[Supplied records]
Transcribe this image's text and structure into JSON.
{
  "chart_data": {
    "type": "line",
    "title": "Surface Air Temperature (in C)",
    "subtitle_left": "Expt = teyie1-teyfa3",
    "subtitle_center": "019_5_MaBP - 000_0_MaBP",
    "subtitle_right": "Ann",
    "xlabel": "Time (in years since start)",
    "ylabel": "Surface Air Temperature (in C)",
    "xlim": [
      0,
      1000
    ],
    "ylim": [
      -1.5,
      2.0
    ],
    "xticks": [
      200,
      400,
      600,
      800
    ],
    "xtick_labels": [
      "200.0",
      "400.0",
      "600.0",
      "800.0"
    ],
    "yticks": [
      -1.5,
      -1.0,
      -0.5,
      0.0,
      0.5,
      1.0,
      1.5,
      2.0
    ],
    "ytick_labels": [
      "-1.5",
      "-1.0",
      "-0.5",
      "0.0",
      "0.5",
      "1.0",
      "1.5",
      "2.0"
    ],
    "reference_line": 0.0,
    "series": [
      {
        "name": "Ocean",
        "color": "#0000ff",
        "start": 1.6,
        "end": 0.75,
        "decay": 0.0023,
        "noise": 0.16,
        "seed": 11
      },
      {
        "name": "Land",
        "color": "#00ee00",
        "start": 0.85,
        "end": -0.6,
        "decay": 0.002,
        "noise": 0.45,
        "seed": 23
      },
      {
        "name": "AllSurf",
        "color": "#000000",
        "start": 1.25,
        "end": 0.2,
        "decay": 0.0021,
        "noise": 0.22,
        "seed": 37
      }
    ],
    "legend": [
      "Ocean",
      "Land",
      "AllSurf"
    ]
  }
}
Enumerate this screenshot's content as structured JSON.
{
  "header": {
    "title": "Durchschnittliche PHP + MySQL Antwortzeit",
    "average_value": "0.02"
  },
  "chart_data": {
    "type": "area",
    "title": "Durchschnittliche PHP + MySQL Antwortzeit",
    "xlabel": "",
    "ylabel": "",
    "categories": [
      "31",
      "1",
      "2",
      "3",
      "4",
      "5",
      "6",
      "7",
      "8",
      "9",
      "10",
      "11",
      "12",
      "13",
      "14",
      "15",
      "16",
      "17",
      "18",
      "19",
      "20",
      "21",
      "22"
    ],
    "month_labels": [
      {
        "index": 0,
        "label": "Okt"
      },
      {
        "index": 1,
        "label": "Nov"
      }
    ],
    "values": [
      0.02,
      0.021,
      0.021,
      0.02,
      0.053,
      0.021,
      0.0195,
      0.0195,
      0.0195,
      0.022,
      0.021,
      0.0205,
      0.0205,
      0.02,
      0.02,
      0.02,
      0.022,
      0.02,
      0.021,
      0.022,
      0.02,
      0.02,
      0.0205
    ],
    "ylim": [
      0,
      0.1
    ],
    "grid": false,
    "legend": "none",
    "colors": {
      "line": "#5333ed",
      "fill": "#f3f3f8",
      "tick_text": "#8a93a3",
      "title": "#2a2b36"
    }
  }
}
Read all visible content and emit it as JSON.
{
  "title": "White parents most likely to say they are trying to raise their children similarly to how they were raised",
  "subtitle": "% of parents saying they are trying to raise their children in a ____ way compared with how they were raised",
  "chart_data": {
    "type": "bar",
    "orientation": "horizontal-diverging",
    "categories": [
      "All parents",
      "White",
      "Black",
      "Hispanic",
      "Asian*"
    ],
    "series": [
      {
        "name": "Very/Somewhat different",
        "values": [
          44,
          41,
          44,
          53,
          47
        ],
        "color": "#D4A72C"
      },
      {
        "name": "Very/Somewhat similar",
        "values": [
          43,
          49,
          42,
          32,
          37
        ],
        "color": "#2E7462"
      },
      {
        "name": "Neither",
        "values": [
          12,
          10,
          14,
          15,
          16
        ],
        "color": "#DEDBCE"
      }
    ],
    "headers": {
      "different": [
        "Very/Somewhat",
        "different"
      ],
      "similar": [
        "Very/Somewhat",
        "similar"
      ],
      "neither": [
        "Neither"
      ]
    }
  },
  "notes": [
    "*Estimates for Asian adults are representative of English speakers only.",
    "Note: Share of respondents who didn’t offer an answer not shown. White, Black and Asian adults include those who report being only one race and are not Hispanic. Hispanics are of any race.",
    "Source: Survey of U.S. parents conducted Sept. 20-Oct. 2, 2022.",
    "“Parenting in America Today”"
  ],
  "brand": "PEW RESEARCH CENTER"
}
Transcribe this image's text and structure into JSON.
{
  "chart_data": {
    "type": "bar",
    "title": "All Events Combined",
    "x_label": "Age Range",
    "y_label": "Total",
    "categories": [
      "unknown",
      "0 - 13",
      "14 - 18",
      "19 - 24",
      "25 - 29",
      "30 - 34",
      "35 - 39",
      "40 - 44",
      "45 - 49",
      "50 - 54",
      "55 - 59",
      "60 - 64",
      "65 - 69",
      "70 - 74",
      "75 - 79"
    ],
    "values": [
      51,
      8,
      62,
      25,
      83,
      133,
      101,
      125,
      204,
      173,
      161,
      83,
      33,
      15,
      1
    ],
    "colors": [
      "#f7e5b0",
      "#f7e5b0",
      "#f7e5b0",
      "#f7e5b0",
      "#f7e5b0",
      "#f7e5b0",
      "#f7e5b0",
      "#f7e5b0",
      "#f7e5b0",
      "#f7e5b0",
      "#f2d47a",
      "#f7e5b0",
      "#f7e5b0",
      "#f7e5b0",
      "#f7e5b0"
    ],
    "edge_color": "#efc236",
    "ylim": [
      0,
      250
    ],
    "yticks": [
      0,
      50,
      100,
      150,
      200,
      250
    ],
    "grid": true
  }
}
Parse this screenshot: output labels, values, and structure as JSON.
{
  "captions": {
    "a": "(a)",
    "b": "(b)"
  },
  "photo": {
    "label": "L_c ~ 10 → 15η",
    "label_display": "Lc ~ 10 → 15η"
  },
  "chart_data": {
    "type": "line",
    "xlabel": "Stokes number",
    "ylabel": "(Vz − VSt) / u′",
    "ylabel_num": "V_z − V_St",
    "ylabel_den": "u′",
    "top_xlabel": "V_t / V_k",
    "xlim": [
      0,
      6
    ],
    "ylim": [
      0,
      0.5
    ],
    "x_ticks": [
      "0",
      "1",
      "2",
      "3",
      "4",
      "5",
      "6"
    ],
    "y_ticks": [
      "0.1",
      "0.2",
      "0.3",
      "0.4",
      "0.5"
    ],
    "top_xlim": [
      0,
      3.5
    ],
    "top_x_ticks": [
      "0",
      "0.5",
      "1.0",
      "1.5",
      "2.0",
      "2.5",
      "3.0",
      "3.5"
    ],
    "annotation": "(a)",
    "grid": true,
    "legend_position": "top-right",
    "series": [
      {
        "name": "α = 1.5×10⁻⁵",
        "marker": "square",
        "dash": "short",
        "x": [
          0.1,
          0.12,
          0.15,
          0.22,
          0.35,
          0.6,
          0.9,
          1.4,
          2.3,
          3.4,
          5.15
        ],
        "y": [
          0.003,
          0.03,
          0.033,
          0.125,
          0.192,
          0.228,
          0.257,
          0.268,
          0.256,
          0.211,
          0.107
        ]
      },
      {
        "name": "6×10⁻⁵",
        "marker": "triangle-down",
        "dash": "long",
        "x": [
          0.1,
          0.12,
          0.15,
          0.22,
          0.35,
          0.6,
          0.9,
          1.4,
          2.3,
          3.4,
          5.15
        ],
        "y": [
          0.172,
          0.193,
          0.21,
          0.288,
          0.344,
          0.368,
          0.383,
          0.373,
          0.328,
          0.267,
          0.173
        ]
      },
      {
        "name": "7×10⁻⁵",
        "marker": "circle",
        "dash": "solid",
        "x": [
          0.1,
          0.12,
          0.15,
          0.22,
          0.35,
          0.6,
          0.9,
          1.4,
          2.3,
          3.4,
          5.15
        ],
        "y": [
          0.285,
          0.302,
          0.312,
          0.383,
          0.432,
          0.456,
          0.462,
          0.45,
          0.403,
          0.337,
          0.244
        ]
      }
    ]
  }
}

[What this task involves] Report only the number of lines in the listing that contain the word "JSON".

[Completed task] 5